[Data items]
○ ○ ○ ○ ○ ○ ○

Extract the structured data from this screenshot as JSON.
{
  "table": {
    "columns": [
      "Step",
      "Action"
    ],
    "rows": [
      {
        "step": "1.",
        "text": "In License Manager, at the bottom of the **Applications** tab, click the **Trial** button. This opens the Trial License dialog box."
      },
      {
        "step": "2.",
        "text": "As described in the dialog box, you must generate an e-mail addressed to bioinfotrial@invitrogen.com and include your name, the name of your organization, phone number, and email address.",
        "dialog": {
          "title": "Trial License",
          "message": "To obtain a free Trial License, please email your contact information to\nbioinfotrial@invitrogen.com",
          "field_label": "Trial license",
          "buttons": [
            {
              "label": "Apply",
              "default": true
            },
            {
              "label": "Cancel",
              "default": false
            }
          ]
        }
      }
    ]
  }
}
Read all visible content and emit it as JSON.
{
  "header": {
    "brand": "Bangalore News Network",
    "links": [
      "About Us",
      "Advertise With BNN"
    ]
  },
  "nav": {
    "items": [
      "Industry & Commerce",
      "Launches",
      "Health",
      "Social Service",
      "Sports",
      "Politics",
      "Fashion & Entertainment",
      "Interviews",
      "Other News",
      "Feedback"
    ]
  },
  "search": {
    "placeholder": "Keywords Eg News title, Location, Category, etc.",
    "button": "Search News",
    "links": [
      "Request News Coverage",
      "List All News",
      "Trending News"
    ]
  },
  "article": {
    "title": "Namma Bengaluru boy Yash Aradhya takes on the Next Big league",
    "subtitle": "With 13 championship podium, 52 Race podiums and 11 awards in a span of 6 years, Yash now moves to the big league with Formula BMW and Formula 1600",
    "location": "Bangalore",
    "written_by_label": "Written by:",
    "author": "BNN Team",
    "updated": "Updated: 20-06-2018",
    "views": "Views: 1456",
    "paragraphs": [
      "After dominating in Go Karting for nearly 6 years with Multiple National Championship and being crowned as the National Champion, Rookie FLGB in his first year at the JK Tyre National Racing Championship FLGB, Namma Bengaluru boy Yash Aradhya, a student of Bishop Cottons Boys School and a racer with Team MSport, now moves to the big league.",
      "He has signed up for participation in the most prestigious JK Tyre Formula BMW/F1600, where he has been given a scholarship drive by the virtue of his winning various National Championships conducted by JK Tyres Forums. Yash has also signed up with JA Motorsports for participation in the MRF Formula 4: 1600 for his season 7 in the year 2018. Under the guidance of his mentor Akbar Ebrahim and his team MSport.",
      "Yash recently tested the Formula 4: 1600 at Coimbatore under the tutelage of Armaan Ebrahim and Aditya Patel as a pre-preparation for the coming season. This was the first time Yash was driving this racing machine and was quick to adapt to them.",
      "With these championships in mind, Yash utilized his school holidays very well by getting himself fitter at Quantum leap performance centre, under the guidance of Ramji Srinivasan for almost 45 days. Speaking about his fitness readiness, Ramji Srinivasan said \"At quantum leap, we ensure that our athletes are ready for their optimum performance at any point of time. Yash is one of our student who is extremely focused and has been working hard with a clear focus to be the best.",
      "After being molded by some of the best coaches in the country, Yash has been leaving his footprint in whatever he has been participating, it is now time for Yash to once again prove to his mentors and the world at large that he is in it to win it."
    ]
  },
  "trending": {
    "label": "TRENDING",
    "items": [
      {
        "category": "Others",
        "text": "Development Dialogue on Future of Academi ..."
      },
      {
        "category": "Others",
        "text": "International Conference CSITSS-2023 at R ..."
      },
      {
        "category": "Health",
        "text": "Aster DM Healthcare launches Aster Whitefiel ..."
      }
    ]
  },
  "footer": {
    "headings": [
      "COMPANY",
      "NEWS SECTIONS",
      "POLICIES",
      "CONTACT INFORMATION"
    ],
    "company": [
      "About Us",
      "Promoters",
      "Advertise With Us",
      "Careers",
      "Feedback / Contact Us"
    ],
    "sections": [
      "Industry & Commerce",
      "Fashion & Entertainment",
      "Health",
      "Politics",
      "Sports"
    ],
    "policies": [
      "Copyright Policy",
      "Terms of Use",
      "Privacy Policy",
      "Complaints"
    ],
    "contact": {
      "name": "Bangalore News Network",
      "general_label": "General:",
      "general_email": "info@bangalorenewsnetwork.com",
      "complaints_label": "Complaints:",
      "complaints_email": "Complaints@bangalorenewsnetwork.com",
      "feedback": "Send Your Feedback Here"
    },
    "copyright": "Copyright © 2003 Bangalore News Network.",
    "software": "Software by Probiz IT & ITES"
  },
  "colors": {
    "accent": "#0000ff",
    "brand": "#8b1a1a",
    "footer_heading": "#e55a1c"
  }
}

○ ○ ○ ○ ○ ○ ○

- [YOUR GOAL] Repeat all of the entries exactly.

- [RESPONSE BELOW]
Extract the structured data from this screenshot as JSON.
{
  "table": {
    "columns": [
      "Step",
      "Action"
    ],
    "rows": [
      {
        "step": "1.",
        "text": "In License Manager, at the bottom of the **Applications** tab, click the **Trial** button. This opens the Trial License dialog box."
      },
      {
        "step": "2.",
        "text": "As described in the dialog box, you must generate an e-mail addressed to bioinfotrial@invitrogen.com and include your name, the name of your organization, phone number, and email address.",
        "dialog": {
          "title": "Trial License",
          "message": "To obtain a free Trial License, please email your contact information to\nbioinfotrial@invitrogen.com",
          "field_label": "Trial license",
          "buttons": [
            {
              "label": "Apply",
              "default": true
            },
            {
              "label": "Cancel",
              "default": false
            }
          ]
        }
      }
    ]
  }
}
Read all visible content and emit it as JSON.
{
  "header": {
    "brand": "Bangalore News Network",
    "links": [
      "About Us",
      "Advertise With BNN"
    ]
  },
  "nav": {
    "items": [
      "Industry & Commerce",
      "Launches",
      "Health",
      "Social Service",
      "Sports",
      "Politics",
      "Fashion & Entertainment",
      "Interviews",
      "Other News",
      "Feedback"
    ]
  },
  "search": {
    "placeholder": "Keywords Eg News title, Location, Category, etc.",
    "button": "Search News",
    "links": [
      "Request News Coverage",
      "List All News",
      "Trending News"
    ]
  },
  "article": {
    "title": "Namma Bengaluru boy Yash Aradhya takes on the Next Big league",
    "subtitle": "With 13 championship podium, 52 Race podiums and 11 awards in a span of 6 years, Yash now moves to the big league with Formula BMW and Formula 1600",
    "location": "Bangalore",
    "written_by_label": "Written by:",
    "author": "BNN Team",
    "updated": "Updated: 20-06-2018",
    "views": "Views: 1456",
    "paragraphs": [
      "After dominating in Go Karting for nearly 6 years with Multiple National Championship and being crowned as the National Champion, Rookie FLGB in his first year at the JK Tyre National Racing Championship FLGB, Namma Bengaluru boy Yash Aradhya, a student of Bishop Cottons Boys School and a racer with Team MSport, now moves to the big league.",
      "He has signed up for participation in the most prestigious JK Tyre Formula BMW/F1600, where he has been given a scholarship drive by the virtue of his winning various National Championships conducted by JK Tyres Forums. Yash has also signed up with JA Motorsports for participation in the MRF Formula 4: 1600 for his season 7 in the year 2018. Under the guidance of his mentor Akbar Ebrahim and his team MSport.",
      "Yash recently tested the Formula 4: 1600 at Coimbatore under the tutelage of Armaan Ebrahim and Aditya Patel as a pre-preparation for the coming season. This was the first time Yash was driving this racing machine and was quick to adapt to them.",
      "With these championships in mind, Yash utilized his school holidays very well by getting himself fitter at Quantum leap performance centre, under the guidance of Ramji Srinivasan for almost 45 days. Speaking about his fitness readiness, Ramji Srinivasan said \"At quantum leap, we ensure that our athletes are ready for their optimum performance at any point of time. Yash is one of our student who is extremely focused and has been working hard with a clear focus to be the best.",
      "After being molded by some of the best coaches in the country, Yash has been leaving his footprint in whatever he has been participating, it is now time for Yash to once again prove to his mentors and the world at large that he is in it to win it."
    ]
  },
  "trending": {
    "label": "TRENDING",
    "items": [
      {
        "category": "Others",
        "text": "Development Dialogue on Future of Academi ..."
      },
      {
        "category": "Others",
        "text": "International Conference CSITSS-2023 at R ..."
      },
      {
        "category": "Health",
        "text": "Aster DM Healthcare launches Aster Whitefiel ..."
      }
    ]
  },
  "footer": {
    "headings": [
      "COMPANY",
      "NEWS SECTIONS",
      "POLICIES",
      "CONTACT INFORMATION"
    ],
    "company": [
      "About Us",
      "Promoters",
      "Advertise With Us",
      "Careers",
      "Feedback / Contact Us"
    ],
    "sections": [
      "Industry & Commerce",
      "Fashion & Entertainment",
      "Health",
      "Politics",
      "Sports"
    ],
    "policies": [
      "Copyright Policy",
      "Terms of Use",
      "Privacy Policy",
      "Complaints"
    ],
    "contact": {
      "name": "Bangalore News Network",
      "general_label": "General:",
      "general_email": "info@bangalorenewsnetwork.com",
      "complaints_label": "Complaints:",
      "complaints_email": "Complaints@bangalorenewsnetwork.com",
      "feedback": "Send Your Feedback Here"
    },
    "copyright": "Copyright © 2003 Bangalore News Network.",
    "software": "Software by Probiz IT & ITES"
  },
  "colors": {
    "accent": "#0000ff",
    "brand": "#8b1a1a",
    "footer_heading": "#e55a1c"
  }
}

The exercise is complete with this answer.